[Figure contents as structured data]
────

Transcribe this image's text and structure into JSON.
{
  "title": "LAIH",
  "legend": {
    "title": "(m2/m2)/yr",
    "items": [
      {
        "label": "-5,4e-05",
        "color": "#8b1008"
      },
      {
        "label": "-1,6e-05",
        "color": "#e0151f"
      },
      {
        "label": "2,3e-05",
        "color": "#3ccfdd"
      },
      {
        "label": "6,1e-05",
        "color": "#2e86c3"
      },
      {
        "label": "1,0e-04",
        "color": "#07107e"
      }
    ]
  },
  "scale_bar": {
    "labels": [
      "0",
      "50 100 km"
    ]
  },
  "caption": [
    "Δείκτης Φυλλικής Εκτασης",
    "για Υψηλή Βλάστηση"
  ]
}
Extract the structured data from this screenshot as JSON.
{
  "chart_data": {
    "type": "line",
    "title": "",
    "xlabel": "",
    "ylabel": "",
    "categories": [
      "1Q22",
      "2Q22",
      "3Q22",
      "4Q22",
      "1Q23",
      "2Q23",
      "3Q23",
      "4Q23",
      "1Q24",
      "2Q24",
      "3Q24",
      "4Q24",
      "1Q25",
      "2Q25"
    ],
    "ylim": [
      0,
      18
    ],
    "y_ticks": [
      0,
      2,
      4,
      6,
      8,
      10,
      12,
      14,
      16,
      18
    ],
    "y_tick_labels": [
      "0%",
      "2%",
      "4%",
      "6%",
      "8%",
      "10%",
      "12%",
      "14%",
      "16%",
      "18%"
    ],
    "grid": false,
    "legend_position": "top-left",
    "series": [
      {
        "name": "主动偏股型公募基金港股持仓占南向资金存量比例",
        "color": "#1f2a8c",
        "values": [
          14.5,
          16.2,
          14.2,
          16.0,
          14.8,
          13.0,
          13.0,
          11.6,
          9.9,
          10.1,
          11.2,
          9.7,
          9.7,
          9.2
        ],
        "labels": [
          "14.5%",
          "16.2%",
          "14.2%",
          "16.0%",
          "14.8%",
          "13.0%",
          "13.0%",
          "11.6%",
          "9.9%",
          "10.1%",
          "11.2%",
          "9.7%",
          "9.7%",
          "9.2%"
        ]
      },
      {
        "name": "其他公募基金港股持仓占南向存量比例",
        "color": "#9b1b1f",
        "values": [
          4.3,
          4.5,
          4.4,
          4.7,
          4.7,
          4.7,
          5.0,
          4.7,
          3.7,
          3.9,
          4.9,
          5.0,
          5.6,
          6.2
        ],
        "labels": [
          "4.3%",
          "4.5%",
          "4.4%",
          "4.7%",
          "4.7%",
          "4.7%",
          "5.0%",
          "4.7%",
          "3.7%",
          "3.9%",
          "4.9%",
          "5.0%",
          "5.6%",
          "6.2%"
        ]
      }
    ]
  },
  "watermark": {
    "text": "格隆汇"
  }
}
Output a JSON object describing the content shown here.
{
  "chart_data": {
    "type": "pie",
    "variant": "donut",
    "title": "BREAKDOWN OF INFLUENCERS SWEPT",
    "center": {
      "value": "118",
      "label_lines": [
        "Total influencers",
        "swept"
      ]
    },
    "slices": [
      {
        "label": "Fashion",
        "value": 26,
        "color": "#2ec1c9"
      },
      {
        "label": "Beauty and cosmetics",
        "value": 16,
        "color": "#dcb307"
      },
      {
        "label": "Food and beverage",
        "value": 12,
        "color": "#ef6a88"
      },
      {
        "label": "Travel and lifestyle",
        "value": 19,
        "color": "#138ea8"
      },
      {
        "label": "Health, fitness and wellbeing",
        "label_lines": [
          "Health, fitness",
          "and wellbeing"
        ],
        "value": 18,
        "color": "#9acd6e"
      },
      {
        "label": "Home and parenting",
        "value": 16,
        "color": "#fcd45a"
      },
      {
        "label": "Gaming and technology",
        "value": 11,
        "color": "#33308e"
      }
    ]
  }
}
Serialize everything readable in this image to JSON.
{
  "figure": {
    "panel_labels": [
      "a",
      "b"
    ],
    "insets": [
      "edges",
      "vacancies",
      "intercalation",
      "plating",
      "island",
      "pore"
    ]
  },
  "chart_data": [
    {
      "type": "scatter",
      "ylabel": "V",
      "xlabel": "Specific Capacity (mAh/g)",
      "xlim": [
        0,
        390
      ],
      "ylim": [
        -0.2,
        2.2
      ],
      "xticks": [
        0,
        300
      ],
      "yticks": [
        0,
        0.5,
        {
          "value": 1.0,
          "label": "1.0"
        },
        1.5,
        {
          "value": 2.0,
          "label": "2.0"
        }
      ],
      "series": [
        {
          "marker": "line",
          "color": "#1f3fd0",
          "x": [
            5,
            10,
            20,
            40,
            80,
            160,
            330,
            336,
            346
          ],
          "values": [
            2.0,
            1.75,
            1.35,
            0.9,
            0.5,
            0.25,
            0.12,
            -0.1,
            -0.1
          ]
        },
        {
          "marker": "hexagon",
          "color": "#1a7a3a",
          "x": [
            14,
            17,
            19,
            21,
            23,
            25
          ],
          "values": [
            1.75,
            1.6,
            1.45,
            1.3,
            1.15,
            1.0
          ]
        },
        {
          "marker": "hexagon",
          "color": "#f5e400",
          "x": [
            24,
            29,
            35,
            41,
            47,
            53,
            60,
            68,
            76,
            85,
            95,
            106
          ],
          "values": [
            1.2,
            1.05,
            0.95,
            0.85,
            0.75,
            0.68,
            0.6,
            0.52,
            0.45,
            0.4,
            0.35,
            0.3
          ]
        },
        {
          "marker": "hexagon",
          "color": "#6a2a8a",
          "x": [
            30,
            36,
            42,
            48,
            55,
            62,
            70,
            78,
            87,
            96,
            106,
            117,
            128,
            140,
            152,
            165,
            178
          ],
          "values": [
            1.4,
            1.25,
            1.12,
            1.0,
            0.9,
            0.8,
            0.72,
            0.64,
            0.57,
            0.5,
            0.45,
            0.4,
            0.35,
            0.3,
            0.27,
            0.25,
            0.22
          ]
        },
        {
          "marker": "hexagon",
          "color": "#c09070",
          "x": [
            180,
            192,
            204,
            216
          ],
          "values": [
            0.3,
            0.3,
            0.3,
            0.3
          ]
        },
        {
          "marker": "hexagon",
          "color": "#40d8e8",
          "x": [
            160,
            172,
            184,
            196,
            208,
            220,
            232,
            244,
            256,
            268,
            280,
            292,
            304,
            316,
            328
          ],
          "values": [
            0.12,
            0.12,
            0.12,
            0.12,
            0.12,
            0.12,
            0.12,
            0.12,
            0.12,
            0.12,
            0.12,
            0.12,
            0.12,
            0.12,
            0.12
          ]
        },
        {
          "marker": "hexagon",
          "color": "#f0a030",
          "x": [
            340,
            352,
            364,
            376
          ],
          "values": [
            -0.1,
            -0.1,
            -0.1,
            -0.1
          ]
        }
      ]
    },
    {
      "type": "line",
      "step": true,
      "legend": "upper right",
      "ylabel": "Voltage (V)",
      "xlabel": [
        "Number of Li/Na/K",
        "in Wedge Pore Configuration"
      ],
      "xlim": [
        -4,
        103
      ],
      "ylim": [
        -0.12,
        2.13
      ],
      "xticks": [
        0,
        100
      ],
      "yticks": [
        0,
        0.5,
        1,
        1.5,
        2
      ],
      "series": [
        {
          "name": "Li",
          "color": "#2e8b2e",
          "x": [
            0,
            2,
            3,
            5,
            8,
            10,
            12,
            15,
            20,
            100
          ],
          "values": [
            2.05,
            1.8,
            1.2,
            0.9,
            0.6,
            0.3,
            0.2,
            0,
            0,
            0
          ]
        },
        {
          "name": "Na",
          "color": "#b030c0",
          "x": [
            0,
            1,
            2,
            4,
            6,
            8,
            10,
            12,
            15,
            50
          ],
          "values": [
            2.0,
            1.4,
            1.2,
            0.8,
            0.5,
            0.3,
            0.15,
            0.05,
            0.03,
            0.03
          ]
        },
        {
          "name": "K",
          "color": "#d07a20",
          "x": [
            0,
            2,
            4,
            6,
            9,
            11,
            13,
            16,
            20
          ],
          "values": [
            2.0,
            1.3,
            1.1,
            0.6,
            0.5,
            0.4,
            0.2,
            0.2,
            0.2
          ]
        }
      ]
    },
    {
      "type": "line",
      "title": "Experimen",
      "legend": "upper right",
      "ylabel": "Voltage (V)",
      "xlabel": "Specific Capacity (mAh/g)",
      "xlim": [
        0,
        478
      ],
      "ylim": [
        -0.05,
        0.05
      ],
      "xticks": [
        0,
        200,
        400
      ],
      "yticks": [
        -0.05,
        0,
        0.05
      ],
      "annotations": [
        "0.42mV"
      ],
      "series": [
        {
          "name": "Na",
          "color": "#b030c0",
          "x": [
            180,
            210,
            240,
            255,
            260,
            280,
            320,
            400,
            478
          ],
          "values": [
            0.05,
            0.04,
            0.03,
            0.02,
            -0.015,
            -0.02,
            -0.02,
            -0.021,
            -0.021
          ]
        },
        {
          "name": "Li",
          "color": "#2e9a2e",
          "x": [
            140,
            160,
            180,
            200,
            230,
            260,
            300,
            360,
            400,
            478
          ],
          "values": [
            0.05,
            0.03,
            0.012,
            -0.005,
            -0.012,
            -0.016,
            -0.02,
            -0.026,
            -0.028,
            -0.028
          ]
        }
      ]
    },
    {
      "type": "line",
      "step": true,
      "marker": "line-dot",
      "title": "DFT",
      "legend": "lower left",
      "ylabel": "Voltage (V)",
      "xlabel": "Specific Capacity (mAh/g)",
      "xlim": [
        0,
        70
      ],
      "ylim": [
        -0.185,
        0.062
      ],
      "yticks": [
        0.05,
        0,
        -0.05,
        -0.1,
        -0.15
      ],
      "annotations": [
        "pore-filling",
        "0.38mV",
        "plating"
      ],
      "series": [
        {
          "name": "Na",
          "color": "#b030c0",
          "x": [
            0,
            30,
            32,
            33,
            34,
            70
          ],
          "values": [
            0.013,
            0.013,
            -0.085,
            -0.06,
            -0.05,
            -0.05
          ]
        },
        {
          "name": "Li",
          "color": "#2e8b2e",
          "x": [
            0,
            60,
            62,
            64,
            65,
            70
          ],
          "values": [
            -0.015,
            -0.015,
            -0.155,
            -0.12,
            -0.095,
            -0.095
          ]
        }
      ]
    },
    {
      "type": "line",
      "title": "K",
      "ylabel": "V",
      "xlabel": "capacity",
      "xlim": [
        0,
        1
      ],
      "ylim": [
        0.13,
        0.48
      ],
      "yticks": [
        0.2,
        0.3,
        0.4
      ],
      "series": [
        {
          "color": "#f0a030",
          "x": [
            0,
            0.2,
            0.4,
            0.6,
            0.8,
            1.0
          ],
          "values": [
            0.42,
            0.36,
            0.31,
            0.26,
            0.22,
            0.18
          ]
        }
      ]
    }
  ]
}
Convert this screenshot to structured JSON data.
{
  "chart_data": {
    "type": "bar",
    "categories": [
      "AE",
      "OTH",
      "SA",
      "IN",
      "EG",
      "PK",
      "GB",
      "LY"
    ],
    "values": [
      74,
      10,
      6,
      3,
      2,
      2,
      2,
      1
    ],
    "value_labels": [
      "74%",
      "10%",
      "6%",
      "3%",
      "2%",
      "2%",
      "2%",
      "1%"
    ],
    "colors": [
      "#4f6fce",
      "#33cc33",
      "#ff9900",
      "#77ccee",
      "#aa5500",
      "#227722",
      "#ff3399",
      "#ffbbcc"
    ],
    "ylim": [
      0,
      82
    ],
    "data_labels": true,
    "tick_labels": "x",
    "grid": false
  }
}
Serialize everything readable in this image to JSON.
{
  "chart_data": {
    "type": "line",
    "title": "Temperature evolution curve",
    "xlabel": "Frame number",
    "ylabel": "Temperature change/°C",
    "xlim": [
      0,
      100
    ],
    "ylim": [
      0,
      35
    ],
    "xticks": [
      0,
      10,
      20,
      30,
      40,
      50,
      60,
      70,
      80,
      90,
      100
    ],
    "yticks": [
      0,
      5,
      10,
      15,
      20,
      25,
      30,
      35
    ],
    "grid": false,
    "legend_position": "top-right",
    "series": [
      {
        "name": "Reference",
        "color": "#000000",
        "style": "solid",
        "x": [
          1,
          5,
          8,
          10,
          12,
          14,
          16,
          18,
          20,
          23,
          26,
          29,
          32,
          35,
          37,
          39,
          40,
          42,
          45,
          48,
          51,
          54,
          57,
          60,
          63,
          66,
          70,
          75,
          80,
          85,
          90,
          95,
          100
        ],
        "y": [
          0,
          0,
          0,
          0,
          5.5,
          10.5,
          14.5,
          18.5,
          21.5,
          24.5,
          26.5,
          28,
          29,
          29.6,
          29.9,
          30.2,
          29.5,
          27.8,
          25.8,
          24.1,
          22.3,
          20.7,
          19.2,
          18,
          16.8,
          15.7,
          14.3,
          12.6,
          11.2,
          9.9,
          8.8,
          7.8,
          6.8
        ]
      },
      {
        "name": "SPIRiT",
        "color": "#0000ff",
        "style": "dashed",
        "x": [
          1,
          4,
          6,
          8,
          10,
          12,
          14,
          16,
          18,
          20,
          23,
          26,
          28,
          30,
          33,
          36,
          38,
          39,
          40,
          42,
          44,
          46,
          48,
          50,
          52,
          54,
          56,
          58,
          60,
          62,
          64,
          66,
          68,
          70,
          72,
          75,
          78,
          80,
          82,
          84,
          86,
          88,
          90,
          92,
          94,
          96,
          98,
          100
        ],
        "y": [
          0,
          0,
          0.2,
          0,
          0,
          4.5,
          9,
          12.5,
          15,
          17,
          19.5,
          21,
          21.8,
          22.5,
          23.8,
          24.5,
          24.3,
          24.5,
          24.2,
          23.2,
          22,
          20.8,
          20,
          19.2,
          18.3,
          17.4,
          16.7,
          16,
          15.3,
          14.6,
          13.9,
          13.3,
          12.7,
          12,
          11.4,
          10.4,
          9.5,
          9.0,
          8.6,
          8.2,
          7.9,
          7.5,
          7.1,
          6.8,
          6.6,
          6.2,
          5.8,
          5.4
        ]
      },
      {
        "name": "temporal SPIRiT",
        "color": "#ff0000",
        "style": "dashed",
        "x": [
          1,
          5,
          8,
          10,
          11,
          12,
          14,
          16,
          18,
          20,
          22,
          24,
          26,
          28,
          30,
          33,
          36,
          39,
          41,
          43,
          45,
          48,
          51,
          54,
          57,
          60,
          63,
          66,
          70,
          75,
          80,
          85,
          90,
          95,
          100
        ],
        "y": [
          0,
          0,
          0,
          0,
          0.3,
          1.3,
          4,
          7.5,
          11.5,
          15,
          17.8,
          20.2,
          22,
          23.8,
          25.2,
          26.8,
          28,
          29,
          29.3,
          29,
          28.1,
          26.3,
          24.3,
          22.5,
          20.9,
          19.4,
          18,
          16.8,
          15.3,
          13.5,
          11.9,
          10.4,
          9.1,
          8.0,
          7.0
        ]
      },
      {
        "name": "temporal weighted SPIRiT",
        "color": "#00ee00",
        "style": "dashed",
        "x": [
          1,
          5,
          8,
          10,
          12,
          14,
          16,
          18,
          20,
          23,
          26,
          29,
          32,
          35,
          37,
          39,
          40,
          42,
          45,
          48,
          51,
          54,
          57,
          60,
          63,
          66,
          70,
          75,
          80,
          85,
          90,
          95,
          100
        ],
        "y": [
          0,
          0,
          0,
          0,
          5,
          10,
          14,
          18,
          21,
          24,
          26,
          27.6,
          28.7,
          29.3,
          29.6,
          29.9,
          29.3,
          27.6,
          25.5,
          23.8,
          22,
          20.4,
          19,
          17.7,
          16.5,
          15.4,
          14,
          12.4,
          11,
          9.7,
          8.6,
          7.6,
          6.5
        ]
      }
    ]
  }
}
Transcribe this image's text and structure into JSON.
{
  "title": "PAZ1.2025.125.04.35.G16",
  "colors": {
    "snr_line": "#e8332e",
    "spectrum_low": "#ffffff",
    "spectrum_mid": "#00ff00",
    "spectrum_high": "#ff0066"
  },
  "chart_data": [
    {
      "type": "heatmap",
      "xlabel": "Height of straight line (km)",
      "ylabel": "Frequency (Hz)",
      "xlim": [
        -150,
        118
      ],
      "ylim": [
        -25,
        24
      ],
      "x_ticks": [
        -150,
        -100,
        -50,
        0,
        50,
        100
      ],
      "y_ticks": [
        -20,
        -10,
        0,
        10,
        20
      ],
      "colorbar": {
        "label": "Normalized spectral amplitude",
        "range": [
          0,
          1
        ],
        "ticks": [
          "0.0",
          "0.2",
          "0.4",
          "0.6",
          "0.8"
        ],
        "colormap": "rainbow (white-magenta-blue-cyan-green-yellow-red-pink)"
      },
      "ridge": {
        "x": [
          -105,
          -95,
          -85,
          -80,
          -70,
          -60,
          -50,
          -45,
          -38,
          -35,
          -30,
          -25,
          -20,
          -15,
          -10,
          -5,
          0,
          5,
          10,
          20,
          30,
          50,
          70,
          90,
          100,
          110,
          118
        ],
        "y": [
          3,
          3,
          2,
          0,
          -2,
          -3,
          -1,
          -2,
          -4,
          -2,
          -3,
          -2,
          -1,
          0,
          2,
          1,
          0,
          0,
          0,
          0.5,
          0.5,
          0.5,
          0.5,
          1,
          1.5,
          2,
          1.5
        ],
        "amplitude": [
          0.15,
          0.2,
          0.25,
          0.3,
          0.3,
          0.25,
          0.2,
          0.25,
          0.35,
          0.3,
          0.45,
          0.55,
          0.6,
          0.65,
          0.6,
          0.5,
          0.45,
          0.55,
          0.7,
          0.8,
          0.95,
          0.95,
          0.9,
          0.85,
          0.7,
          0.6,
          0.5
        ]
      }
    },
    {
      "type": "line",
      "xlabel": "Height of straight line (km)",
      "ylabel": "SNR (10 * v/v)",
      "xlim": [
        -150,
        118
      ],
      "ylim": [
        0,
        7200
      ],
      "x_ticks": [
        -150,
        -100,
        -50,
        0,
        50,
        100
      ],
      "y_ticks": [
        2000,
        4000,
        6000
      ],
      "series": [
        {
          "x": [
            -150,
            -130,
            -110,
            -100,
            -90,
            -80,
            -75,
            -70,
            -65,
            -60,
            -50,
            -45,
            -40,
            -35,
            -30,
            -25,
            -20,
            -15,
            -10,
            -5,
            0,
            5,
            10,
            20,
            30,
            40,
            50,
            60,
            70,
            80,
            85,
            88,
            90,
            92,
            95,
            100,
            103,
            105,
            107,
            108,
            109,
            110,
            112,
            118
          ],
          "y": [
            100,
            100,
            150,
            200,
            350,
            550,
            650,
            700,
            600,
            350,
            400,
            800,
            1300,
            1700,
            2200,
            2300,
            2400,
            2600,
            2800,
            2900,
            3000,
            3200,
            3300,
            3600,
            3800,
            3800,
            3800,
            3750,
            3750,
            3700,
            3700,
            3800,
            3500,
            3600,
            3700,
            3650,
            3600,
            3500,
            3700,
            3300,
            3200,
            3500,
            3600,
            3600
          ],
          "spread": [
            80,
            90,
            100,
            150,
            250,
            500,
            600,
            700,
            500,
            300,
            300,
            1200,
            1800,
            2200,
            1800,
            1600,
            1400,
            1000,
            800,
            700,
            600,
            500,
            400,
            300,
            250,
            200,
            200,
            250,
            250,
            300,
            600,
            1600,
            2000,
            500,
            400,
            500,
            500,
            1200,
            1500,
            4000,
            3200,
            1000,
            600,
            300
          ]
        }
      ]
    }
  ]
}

────

WHAT THE EXERCISE ASKS: Determine how many lines of this listing contain "JSON", and give only the number.

RESULT OF THIS EXERCISE: 7